_Quelle_
Entscheidungsstichwort (Thema)

Unterbliebener Abzug des Arbeitnehmeranteils am Gesamtsozialversicherungsbeitrag

 

Leitsatz (amtlich)

Die Entscheidung befasst sich mit einer vom Arbeitgeber behaupteten Verpflichtung einer ehemaligen Arbeitnehmerin, ihm den Arbeitnehmeranteil am Gesamtsozialversicherungsbeitrag zu erstatten. Der Arbeitgeber hatte im Rahmen einer Gehaltsnachzahlung auf Grund eines gerichtlichen Vergleichs bei der Auszahlung des Vergleichsbetrags versehentlich den von der Arbeitnehmerin zu tragenden Anteil am Gesamtsozialversicherungsbeitrag nicht in Abzug gebracht.

 

Normenkette

SGB IV §§ 28e, 28g, 28o; BGB § 812 ff., § 826

 

Verfahrensgang

ArbG München (Urteil vom 09.10.2008; Aktenzeichen 28 Ca 9149/08)

_Datenauszug_
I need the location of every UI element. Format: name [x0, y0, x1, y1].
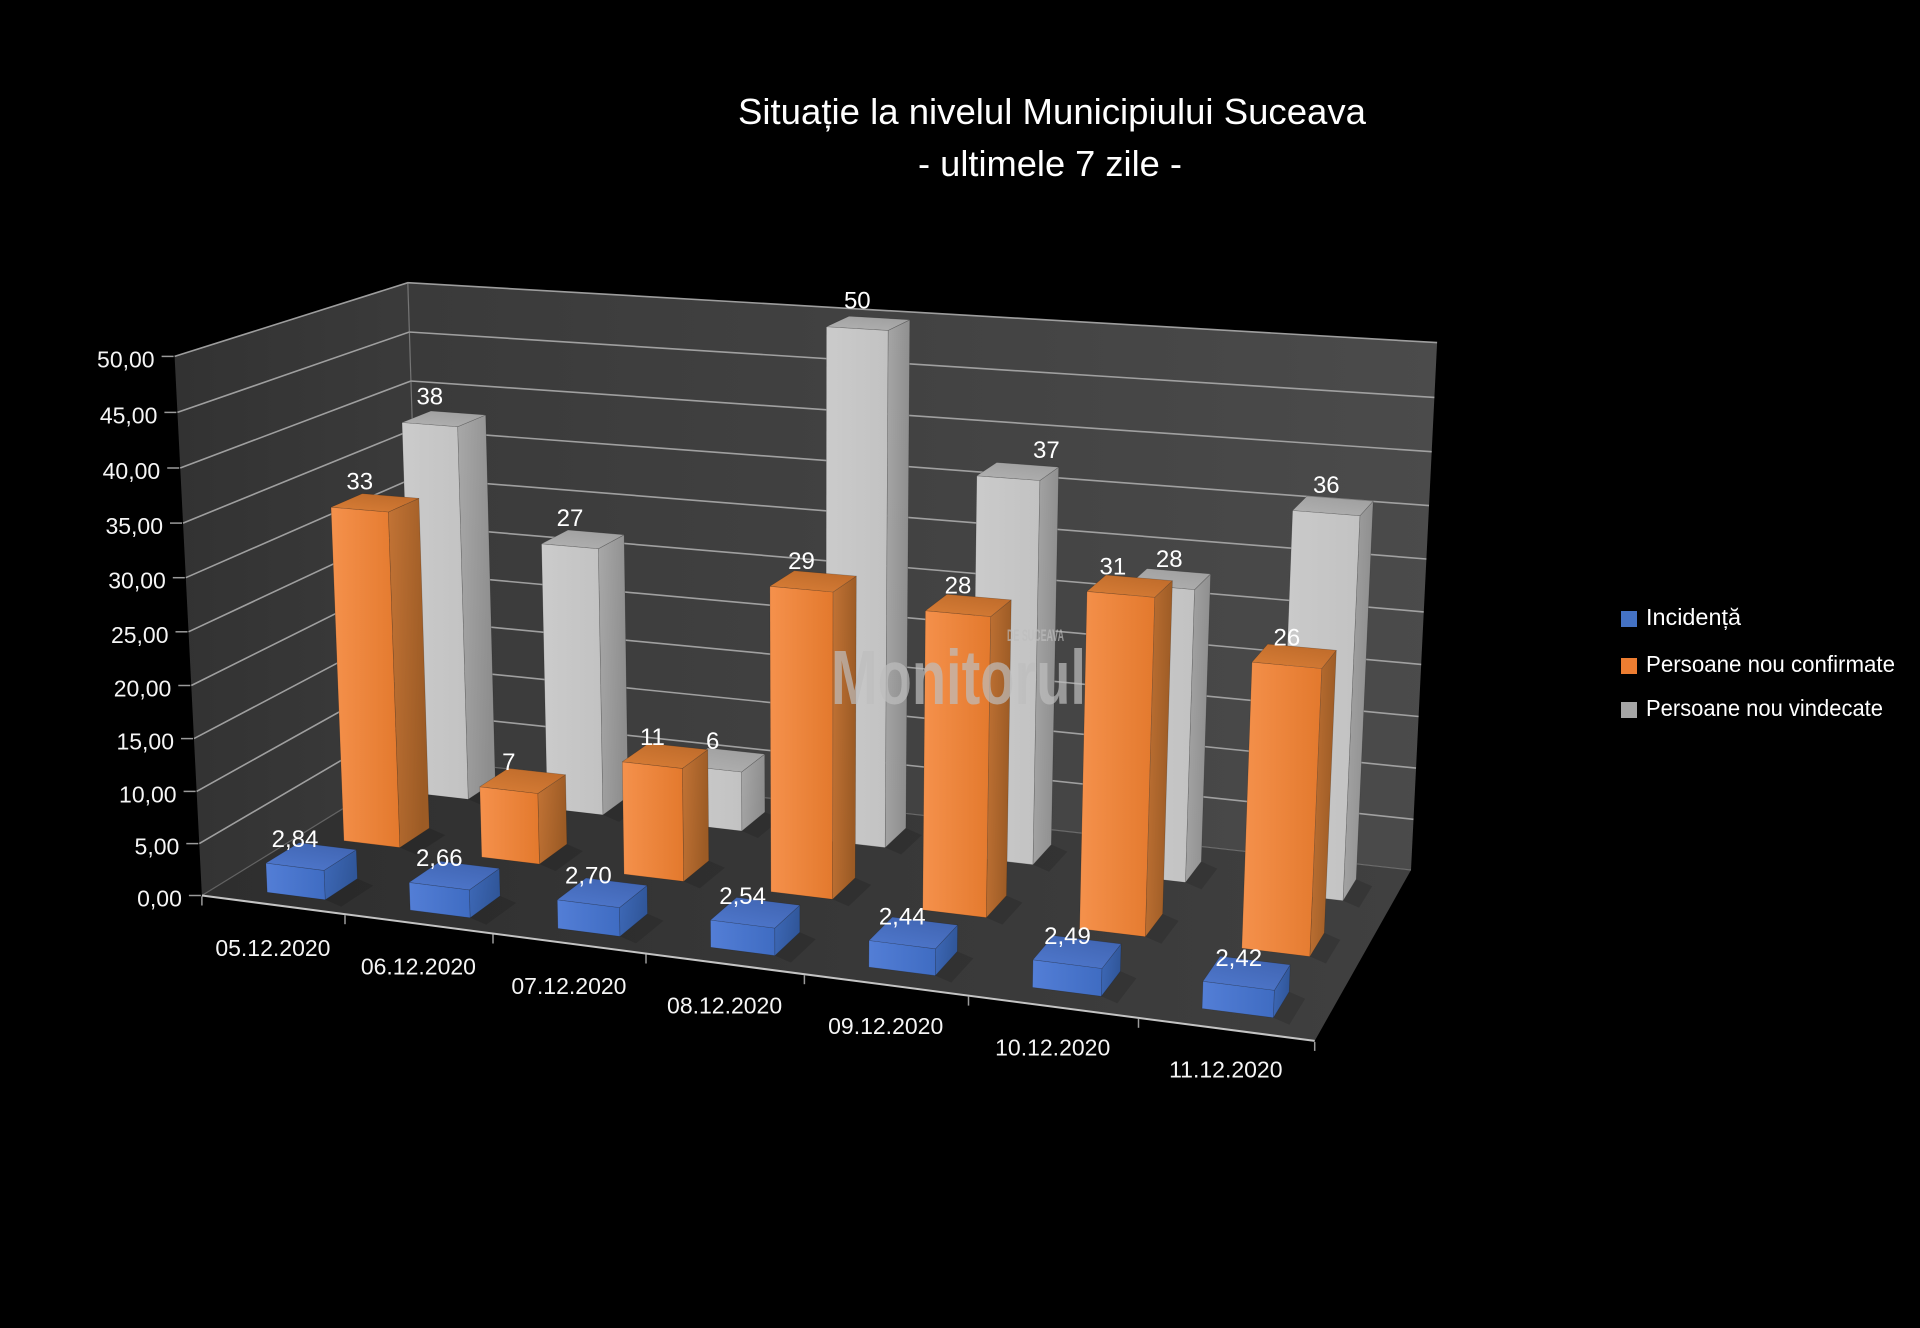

_Aufgabe_
Führe alle Paragraphen auf, die in der Quelle unter „Normenkette“ genannt werden, jeweils mit ihrem Gesetz.

_Lösung_
- SGB IV § 28e
- SGB IV § 28g
- SGB IV § 28o
- BGB § 812 ff.
- BGB § 826